WHAT THE TASK REQUIRES: Every record below is to be retyped exactly.

═══ EXERCISE MATERIALS ═══

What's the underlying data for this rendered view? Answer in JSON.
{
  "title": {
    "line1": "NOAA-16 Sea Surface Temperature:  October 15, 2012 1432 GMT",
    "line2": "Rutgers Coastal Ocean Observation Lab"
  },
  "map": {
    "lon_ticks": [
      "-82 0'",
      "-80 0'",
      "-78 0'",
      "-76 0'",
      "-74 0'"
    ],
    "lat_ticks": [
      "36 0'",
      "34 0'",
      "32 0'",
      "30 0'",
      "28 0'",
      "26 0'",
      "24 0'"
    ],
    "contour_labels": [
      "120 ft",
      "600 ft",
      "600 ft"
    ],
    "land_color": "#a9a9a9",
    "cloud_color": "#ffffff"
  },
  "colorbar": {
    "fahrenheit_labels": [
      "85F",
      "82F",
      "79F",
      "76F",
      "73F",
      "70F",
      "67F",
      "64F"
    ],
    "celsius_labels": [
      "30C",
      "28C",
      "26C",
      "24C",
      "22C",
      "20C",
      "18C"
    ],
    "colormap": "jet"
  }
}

═══

OUTPUT FOR THIS TASK:
What's the underlying data for this rendered view? Answer in JSON.
{
  "title": {
    "line1": "NOAA-16 Sea Surface Temperature:  October 15, 2012 1432 GMT",
    "line2": "Rutgers Coastal Ocean Observation Lab"
  },
  "map": {
    "lon_ticks": [
      "-82 0'",
      "-80 0'",
      "-78 0'",
      "-76 0'",
      "-74 0'"
    ],
    "lat_ticks": [
      "36 0'",
      "34 0'",
      "32 0'",
      "30 0'",
      "28 0'",
      "26 0'",
      "24 0'"
    ],
    "contour_labels": [
      "120 ft",
      "600 ft",
      "600 ft"
    ],
    "land_color": "#a9a9a9",
    "cloud_color": "#ffffff"
  },
  "colorbar": {
    "fahrenheit_labels": [
      "85F",
      "82F",
      "79F",
      "76F",
      "73F",
      "70F",
      "67F",
      "64F"
    ],
    "celsius_labels": [
      "30C",
      "28C",
      "26C",
      "24C",
      "22C",
      "20C",
      "18C"
    ],
    "colormap": "jet"
  }
}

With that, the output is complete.